- Exercise description
Each entry below should be returned exactly as is, with the pictures removed.
━━━━
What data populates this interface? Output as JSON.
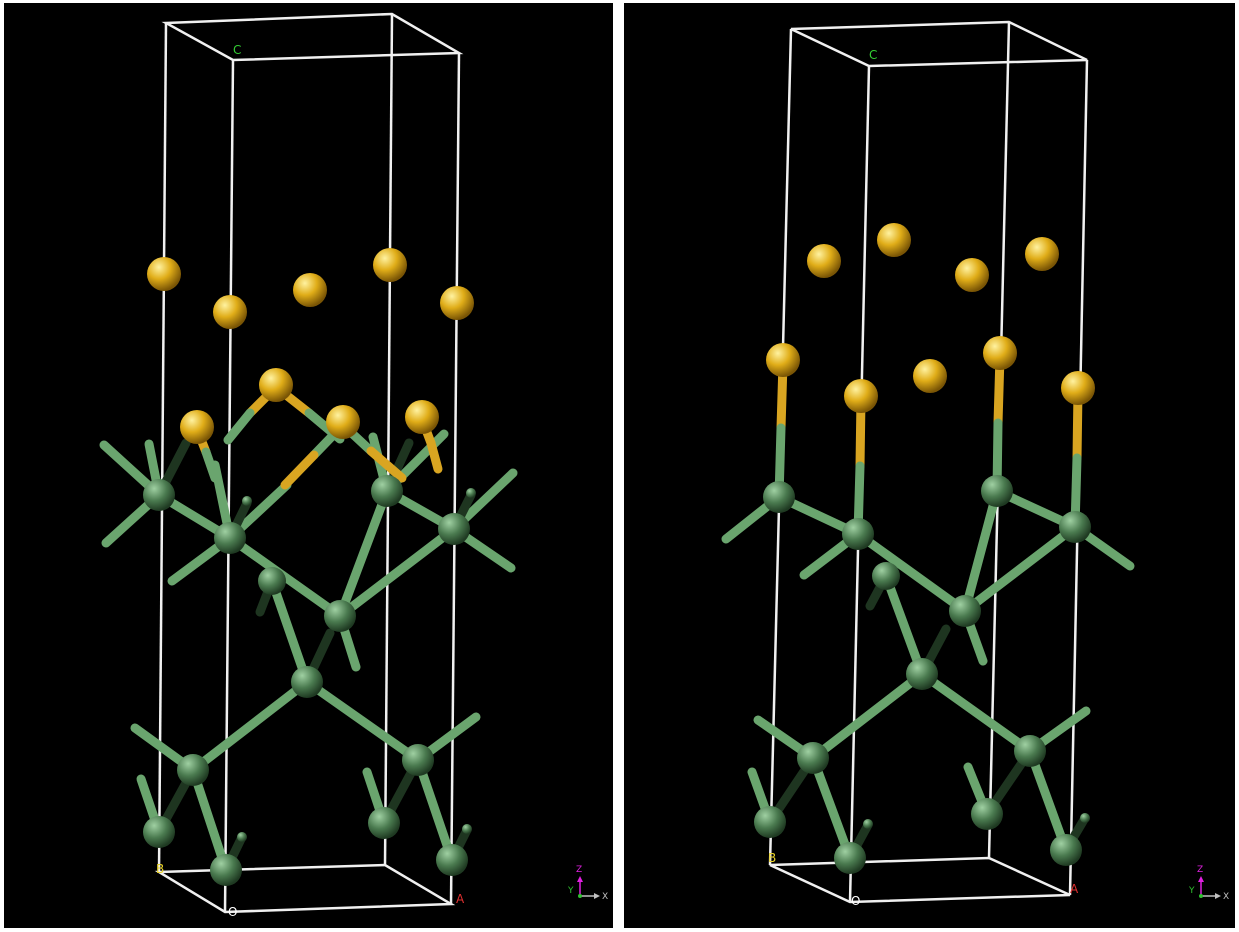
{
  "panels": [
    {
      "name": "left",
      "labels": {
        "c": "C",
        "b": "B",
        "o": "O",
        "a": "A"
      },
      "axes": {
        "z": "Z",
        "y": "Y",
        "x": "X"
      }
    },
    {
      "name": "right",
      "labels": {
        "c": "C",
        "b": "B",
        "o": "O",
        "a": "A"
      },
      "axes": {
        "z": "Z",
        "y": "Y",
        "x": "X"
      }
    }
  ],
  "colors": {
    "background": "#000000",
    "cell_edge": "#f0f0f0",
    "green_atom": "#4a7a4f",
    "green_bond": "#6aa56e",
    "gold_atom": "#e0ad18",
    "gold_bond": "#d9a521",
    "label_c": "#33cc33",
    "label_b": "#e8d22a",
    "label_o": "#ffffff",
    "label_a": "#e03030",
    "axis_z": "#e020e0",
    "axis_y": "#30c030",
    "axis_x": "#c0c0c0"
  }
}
━━━━
- Completed task
What data populates this interface? Output as JSON.
{
  "panels": [
    {
      "name": "left",
      "labels": {
        "c": "C",
        "b": "B",
        "o": "O",
        "a": "A"
      },
      "axes": {
        "z": "Z",
        "y": "Y",
        "x": "X"
      }
    },
    {
      "name": "right",
      "labels": {
        "c": "C",
        "b": "B",
        "o": "O",
        "a": "A"
      },
      "axes": {
        "z": "Z",
        "y": "Y",
        "x": "X"
      }
    }
  ],
  "colors": {
    "background": "#000000",
    "cell_edge": "#f0f0f0",
    "green_atom": "#4a7a4f",
    "green_bond": "#6aa56e",
    "gold_atom": "#e0ad18",
    "gold_bond": "#d9a521",
    "label_c": "#33cc33",
    "label_b": "#e8d22a",
    "label_o": "#ffffff",
    "label_a": "#e03030",
    "axis_z": "#e020e0",
    "axis_y": "#30c030",
    "axis_x": "#c0c0c0"
  }
}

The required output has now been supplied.